• _What to do_
Exactly as written, transcribe the lines that run from the one containing "Convert this screenshot" to the end of the records below.

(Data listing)
######

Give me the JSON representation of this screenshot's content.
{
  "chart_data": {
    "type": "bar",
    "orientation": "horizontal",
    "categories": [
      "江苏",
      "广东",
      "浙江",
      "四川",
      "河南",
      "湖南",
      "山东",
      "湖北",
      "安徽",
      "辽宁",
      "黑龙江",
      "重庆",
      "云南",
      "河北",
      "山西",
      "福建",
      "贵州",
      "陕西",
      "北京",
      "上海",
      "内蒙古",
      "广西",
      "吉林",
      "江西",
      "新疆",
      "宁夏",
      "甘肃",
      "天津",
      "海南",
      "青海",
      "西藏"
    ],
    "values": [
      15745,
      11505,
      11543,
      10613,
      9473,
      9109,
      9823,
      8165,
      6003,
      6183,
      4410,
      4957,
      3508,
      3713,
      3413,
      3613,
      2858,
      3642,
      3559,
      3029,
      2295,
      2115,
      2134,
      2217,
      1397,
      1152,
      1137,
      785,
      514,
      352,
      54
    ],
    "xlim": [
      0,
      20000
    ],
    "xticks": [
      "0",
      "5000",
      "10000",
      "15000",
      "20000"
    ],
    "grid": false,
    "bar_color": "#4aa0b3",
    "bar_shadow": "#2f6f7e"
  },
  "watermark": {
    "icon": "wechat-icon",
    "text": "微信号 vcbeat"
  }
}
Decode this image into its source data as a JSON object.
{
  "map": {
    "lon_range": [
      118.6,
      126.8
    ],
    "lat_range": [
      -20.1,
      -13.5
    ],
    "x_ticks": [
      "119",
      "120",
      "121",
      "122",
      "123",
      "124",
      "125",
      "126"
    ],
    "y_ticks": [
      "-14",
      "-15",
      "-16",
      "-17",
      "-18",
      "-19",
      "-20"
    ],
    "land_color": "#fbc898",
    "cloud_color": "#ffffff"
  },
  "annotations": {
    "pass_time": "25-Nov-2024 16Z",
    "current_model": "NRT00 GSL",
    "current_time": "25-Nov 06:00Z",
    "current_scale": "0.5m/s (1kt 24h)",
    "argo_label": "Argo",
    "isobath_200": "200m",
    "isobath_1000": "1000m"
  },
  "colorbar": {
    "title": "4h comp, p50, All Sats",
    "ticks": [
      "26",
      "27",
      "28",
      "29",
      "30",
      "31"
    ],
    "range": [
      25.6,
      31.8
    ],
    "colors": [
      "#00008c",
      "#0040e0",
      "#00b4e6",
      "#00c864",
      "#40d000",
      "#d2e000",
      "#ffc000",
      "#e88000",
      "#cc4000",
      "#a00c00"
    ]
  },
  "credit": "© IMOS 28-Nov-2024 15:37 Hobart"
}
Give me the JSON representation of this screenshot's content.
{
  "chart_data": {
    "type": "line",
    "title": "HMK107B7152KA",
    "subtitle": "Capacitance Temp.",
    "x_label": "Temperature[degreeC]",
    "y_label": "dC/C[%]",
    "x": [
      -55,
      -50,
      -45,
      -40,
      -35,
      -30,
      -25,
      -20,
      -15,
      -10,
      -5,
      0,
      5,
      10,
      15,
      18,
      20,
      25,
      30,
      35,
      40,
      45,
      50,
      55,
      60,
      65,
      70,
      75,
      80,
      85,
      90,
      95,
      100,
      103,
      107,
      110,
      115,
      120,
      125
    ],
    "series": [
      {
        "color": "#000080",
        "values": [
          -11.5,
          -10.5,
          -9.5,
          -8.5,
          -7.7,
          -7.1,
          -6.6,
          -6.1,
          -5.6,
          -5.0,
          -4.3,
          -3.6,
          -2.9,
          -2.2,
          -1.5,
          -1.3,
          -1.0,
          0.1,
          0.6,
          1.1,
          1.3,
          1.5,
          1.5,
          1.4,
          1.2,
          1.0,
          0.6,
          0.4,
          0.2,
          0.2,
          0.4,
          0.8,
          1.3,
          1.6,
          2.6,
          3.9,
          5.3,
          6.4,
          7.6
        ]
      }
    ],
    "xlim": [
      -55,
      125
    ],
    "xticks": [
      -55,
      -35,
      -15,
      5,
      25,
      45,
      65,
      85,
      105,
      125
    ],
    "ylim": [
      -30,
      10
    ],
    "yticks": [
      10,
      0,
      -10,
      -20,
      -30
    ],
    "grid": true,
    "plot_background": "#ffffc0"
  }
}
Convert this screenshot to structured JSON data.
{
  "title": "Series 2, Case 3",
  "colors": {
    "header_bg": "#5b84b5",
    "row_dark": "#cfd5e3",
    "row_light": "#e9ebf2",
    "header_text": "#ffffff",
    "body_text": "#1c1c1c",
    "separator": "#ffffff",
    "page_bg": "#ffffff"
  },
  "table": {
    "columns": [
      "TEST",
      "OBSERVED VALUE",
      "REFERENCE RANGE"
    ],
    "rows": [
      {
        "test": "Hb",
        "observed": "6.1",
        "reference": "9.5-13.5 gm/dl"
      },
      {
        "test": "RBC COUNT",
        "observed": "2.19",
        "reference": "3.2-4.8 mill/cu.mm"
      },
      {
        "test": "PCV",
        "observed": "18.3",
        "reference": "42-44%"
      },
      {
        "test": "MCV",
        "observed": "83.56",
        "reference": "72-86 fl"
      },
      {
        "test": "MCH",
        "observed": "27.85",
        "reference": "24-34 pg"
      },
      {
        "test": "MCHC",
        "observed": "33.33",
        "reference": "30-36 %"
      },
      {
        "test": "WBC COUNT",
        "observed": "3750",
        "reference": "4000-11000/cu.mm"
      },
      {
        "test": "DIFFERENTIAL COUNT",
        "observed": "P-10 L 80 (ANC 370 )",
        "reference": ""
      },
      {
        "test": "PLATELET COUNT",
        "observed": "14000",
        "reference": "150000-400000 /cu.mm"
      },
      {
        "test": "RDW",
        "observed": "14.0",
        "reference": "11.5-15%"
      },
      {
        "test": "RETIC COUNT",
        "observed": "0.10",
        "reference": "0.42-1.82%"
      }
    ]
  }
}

######

• _Task output_
Convert this screenshot to structured JSON data.
{
  "title": "Series 2, Case 3",
  "colors": {
    "header_bg": "#5b84b5",
    "row_dark": "#cfd5e3",
    "row_light": "#e9ebf2",
    "header_text": "#ffffff",
    "body_text": "#1c1c1c",
    "separator": "#ffffff",
    "page_bg": "#ffffff"
  },
  "table": {
    "columns": [
      "TEST",
      "OBSERVED VALUE",
      "REFERENCE RANGE"
    ],
    "rows": [
      {
        "test": "Hb",
        "observed": "6.1",
        "reference": "9.5-13.5 gm/dl"
      },
      {
        "test": "RBC COUNT",
        "observed": "2.19",
        "reference": "3.2-4.8 mill/cu.mm"
      },
      {
        "test": "PCV",
        "observed": "18.3",
        "reference": "42-44%"
      },
      {
        "test": "MCV",
        "observed": "83.56",
        "reference": "72-86 fl"
      },
      {
        "test": "MCH",
        "observed": "27.85",
        "reference": "24-34 pg"
      },
      {
        "test": "MCHC",
        "observed": "33.33",
        "reference": "30-36 %"
      },
      {
        "test": "WBC COUNT",
        "observed": "3750",
        "reference": "4000-11000/cu.mm"
      },
      {
        "test": "DIFFERENTIAL COUNT",
        "observed": "P-10 L 80 (ANC 370 )",
        "reference": ""
      },
      {
        "test": "PLATELET COUNT",
        "observed": "14000",
        "reference": "150000-400000 /cu.mm"
      },
      {
        "test": "RDW",
        "observed": "14.0",
        "reference": "11.5-15%"
      },
      {
        "test": "RETIC COUNT",
        "observed": "0.10",
        "reference": "0.42-1.82%"
      }
    ]
  }
}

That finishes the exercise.